-------- AVAILABLE RECORDS --------
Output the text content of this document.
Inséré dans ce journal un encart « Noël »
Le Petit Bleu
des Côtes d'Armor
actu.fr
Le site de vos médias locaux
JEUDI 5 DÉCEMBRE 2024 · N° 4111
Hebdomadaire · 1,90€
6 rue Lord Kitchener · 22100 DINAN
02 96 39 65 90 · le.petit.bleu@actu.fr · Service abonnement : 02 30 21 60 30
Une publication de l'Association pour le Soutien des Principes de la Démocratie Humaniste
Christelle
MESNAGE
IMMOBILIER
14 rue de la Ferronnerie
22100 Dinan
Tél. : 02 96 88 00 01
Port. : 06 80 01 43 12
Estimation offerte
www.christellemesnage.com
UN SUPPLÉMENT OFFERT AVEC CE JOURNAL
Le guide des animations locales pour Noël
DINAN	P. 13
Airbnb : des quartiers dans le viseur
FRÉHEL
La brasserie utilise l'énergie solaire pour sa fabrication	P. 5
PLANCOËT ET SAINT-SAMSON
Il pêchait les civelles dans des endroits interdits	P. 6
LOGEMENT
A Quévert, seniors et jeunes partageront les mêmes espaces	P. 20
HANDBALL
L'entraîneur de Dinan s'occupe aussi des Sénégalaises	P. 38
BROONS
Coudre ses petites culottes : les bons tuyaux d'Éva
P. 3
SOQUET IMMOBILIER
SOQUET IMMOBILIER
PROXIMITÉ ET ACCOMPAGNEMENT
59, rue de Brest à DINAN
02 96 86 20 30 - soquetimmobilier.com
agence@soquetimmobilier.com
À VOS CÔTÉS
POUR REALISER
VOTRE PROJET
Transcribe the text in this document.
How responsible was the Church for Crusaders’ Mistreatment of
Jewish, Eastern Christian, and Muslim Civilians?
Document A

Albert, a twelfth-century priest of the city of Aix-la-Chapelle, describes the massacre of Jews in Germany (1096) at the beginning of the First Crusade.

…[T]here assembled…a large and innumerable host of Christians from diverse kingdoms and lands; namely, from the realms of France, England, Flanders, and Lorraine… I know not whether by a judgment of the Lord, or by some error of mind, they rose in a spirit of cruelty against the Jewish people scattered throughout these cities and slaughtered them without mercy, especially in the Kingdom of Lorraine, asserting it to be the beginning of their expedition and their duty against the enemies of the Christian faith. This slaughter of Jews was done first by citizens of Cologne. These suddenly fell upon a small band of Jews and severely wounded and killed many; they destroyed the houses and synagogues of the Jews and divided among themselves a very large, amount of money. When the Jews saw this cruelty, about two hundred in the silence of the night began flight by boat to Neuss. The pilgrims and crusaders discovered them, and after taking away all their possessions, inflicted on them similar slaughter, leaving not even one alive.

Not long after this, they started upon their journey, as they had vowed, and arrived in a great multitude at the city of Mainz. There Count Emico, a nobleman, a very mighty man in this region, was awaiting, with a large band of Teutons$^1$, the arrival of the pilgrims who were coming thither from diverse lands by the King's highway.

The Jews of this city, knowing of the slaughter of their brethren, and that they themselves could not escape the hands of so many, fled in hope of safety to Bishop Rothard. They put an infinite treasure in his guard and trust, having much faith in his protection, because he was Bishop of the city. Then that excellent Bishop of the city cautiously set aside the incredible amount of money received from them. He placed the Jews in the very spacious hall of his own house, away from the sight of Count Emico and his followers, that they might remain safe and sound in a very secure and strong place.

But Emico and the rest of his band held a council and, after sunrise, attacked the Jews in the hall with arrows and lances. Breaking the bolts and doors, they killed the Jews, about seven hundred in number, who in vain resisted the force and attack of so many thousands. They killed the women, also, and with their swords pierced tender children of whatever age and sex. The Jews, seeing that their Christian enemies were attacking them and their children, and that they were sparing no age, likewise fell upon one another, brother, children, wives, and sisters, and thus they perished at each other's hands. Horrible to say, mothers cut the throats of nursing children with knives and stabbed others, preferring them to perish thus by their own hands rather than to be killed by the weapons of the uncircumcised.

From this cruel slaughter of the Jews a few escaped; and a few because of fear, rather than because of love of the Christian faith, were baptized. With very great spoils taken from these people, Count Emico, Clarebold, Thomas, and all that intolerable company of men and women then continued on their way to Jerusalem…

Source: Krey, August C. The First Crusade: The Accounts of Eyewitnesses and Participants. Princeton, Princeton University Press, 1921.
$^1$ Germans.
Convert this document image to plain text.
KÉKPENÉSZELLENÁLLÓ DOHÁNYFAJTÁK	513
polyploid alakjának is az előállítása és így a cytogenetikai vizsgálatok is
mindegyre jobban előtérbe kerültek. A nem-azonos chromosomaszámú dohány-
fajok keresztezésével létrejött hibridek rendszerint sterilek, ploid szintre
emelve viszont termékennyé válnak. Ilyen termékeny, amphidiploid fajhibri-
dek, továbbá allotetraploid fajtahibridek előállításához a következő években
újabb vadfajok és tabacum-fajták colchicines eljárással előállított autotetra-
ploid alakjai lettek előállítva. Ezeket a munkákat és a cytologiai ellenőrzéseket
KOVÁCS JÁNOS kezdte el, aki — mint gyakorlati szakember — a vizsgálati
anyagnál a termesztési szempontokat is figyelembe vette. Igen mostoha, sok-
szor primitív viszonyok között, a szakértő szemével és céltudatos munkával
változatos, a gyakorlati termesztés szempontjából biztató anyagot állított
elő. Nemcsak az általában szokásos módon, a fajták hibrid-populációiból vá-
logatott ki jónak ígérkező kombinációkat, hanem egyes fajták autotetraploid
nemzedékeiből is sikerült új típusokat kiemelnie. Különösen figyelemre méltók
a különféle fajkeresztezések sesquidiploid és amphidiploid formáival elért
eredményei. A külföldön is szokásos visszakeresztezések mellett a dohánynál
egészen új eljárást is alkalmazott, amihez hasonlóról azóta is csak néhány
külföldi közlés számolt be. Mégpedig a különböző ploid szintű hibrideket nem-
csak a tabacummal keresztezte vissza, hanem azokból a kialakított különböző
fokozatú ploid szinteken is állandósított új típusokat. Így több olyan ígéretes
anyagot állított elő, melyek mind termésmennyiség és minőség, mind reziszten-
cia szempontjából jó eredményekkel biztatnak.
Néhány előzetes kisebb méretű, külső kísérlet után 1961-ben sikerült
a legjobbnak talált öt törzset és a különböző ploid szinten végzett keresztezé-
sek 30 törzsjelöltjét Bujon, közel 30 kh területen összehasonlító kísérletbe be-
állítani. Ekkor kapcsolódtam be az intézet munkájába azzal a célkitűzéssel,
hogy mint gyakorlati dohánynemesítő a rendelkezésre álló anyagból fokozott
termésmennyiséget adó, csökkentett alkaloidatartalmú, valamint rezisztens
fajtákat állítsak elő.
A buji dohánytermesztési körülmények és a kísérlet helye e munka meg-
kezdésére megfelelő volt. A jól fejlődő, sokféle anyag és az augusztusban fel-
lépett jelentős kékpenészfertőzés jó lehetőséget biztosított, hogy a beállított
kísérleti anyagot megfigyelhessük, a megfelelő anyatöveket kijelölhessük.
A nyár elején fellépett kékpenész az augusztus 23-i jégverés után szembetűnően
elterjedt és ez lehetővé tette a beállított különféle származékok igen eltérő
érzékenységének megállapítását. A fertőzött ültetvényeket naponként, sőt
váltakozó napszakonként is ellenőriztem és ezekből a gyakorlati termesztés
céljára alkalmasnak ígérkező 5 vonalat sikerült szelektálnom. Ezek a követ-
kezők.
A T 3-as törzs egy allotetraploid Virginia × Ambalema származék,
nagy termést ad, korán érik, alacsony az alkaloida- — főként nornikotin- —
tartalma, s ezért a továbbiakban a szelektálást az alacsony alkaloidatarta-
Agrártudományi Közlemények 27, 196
--------
### DIRECTION
Filter the data for the string "alacsony" and copy every line that has it.

### WRITTEN RESPONSE
nagy termést ad, korán érik, alacsony az alkaloida- — főként nornikotin- —
tartalma, s ezért a továbbiakban a szelektálást az alacsony alkaloidatarta-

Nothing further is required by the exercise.